▸ REQUIREMENT: Every line below that holds the string "thickness" should be copied out.

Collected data
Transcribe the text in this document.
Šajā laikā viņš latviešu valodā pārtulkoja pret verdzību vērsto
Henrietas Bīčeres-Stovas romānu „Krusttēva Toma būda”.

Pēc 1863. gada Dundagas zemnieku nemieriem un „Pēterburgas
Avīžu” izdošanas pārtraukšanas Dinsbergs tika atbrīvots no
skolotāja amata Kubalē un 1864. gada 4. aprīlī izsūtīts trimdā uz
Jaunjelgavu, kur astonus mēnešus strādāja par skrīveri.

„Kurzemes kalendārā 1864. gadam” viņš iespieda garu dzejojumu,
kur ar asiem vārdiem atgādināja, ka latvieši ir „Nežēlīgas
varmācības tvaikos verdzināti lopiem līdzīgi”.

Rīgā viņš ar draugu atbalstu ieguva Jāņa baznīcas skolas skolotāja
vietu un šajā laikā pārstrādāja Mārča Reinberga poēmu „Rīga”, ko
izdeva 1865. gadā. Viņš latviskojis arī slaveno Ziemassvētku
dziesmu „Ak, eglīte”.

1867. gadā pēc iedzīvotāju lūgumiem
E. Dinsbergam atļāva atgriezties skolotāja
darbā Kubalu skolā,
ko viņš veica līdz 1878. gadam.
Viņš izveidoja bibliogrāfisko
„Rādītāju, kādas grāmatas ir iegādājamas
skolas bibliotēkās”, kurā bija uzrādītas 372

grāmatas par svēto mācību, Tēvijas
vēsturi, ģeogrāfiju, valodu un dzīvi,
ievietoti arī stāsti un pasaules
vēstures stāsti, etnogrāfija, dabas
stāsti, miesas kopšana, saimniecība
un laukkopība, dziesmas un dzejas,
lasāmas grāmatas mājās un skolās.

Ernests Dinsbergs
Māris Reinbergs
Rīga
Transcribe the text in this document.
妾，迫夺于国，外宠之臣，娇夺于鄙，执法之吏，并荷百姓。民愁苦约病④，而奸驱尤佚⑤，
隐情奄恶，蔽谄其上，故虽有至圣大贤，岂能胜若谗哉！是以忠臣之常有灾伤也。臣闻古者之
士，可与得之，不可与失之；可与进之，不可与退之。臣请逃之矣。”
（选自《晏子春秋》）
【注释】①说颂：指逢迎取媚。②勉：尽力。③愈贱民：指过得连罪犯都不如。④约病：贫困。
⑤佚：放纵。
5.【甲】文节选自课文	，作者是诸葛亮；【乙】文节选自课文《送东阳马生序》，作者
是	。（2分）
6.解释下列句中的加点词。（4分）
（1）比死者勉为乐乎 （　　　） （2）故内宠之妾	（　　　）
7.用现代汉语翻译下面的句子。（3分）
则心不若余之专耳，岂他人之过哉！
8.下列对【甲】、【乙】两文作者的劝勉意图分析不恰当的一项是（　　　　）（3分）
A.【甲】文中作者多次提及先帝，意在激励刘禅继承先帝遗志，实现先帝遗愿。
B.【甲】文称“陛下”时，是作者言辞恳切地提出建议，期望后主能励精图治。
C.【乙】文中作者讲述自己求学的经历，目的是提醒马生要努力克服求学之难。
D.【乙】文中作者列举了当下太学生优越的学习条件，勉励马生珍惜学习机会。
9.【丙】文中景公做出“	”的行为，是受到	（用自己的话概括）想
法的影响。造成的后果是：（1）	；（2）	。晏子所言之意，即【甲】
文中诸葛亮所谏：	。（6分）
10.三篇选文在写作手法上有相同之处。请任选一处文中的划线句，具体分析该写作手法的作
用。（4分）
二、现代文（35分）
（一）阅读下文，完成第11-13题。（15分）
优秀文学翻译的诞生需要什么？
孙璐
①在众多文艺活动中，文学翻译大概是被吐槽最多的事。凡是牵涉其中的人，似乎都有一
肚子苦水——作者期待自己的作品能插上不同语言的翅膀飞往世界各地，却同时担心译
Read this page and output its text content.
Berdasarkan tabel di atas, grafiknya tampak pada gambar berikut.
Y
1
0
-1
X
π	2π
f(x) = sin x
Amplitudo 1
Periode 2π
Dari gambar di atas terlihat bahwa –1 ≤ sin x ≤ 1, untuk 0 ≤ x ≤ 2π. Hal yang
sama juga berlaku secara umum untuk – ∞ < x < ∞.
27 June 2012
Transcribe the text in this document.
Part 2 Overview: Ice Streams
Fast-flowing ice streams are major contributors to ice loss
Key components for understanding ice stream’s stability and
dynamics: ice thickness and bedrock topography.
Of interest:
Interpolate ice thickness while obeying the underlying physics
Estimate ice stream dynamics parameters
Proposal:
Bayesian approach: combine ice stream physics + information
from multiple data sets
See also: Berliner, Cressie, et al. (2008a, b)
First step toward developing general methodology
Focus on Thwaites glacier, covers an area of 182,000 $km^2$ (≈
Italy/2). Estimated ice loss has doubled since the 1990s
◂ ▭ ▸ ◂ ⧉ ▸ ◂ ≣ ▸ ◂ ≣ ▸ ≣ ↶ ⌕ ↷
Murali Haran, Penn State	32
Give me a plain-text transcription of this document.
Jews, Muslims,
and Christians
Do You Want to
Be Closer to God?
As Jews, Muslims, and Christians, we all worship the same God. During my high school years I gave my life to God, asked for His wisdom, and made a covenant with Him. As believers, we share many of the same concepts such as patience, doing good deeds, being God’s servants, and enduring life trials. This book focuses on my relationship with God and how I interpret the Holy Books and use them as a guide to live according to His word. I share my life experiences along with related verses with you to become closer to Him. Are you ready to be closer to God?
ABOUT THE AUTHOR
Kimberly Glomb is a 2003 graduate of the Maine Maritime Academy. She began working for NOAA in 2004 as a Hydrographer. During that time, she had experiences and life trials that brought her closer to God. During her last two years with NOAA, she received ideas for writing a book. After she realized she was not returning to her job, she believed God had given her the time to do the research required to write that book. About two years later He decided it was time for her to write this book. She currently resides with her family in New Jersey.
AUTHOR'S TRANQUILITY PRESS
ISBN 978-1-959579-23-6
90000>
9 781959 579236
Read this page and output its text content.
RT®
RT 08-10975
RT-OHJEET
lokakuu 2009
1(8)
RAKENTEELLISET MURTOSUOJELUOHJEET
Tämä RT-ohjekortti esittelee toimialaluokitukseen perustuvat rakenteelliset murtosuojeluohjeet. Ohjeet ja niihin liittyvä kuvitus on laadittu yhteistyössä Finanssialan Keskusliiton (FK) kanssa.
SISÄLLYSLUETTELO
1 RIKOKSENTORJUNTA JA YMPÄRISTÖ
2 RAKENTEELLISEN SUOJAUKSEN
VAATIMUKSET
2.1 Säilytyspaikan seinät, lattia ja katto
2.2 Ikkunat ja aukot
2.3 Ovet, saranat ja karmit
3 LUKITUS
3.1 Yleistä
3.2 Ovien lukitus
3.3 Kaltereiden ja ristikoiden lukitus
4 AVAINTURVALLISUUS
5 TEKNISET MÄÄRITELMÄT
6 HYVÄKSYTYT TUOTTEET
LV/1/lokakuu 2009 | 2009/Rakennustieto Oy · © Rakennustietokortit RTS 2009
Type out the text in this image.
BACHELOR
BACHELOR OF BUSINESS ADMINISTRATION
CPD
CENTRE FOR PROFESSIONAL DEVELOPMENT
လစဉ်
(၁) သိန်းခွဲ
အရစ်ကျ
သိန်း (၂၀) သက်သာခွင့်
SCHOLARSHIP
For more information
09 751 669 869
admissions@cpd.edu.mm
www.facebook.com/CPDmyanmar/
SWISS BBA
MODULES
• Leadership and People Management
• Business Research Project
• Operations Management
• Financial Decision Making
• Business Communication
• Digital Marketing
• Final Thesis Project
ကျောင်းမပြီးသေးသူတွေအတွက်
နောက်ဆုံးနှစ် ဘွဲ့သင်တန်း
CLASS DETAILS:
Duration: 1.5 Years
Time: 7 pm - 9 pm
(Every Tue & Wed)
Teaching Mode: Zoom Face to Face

▸ SOLUTION FOR THIS PROBLEM:
dynamics: ice thickness and bedrock topography.
Interpolate ice thickness while obeying the underlying physics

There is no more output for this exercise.